[Stored entries]
+++

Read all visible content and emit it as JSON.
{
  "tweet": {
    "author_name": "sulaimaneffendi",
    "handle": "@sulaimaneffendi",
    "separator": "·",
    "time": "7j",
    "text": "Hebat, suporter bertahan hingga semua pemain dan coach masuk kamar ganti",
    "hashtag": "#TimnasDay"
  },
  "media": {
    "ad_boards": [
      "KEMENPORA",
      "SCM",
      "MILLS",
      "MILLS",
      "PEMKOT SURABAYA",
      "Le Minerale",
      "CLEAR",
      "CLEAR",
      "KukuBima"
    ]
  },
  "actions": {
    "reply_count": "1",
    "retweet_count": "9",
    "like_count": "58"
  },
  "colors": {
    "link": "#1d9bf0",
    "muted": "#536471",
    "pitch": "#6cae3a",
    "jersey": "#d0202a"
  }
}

+++

— CHALLENGE —
From the data above, work out how many lines hold "sulaimaneffendi". Answer with the number alone.

— EXERCISE RESULT —
2